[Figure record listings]
● ● ● ● ●

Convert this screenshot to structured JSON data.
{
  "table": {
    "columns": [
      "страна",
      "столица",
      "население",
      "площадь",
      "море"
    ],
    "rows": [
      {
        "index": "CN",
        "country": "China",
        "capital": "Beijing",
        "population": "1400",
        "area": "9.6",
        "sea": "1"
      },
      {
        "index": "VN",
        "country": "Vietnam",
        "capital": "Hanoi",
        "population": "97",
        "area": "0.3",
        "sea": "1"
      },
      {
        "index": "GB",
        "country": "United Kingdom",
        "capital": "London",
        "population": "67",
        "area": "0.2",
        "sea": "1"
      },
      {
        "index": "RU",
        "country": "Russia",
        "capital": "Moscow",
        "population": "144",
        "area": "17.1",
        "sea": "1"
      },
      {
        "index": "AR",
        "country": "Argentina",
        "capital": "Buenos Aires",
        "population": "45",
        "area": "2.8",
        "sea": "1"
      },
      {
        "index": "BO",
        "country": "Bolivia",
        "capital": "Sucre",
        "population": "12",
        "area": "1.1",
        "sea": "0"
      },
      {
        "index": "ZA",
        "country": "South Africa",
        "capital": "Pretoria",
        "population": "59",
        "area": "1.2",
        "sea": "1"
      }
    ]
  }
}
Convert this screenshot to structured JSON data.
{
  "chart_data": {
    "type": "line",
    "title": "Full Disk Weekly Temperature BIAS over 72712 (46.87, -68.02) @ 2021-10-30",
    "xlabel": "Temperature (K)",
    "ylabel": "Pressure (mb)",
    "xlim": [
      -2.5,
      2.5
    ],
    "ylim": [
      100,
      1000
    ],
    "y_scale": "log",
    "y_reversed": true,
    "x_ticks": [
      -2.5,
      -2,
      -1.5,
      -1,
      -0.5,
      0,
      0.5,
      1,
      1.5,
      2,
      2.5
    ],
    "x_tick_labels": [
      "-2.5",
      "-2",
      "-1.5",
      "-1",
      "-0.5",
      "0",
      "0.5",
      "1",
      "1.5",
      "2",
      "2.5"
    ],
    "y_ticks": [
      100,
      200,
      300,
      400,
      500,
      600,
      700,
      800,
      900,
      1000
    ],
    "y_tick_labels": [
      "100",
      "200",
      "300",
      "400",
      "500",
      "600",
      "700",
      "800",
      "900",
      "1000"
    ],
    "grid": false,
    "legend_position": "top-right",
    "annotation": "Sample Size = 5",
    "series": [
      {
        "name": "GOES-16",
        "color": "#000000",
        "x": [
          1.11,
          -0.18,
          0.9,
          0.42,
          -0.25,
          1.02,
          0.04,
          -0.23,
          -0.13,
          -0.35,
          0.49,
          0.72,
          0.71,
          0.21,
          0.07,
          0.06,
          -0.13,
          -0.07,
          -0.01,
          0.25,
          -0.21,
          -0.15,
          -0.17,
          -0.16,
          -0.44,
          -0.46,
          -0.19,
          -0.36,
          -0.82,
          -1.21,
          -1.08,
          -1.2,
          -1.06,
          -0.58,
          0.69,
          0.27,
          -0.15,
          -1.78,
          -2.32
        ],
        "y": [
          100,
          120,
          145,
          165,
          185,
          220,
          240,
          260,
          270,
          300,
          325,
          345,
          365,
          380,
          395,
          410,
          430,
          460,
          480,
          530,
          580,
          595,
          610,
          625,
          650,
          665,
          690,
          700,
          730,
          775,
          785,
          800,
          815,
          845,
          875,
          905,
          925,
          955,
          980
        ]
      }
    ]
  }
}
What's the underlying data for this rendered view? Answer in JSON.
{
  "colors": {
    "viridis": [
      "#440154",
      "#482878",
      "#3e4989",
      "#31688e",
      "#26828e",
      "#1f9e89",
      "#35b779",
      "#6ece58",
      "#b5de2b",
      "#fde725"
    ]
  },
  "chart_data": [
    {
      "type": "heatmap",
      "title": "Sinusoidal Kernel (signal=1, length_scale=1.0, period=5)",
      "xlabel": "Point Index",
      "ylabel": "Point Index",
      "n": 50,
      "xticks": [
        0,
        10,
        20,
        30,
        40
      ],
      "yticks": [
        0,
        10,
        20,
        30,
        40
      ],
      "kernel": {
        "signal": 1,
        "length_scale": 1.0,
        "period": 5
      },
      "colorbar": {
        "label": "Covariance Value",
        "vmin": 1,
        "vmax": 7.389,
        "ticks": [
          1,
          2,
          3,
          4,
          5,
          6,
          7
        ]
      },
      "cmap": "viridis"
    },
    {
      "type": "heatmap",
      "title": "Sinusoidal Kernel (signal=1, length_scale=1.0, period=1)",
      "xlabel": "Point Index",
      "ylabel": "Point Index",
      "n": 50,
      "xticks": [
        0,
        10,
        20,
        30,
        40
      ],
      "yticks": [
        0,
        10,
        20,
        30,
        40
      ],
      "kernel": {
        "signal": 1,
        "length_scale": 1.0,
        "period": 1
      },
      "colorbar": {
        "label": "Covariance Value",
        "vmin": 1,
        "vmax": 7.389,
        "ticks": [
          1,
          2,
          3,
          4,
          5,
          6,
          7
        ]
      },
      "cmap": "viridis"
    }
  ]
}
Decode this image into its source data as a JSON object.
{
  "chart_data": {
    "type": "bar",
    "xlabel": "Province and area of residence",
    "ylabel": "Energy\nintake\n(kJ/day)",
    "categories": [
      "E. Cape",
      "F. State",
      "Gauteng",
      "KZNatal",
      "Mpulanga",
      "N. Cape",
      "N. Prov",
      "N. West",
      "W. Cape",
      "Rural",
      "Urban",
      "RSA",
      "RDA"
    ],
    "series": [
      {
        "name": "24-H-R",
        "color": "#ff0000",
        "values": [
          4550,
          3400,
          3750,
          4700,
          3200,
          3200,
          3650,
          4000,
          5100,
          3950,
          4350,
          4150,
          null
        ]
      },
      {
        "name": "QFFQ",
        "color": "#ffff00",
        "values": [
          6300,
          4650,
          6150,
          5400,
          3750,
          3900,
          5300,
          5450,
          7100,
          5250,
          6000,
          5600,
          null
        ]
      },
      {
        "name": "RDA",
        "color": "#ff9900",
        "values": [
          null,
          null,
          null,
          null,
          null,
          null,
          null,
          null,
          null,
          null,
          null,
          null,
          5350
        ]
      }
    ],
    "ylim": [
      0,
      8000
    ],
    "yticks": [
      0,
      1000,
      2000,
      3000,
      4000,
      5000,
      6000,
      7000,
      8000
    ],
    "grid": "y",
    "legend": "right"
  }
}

● ● ● ● ●

TASK GOAL:
In the entries above, identify every line with the word "country". Copy those lines.

SOLUTION TO THE PROBLEM:
        "country": "China",
        "country": "Vietnam",
        "country": "United Kingdom",
        "country": "Russia",
        "country": "Argentina",
        "country": "Bolivia",
        "country": "South Africa",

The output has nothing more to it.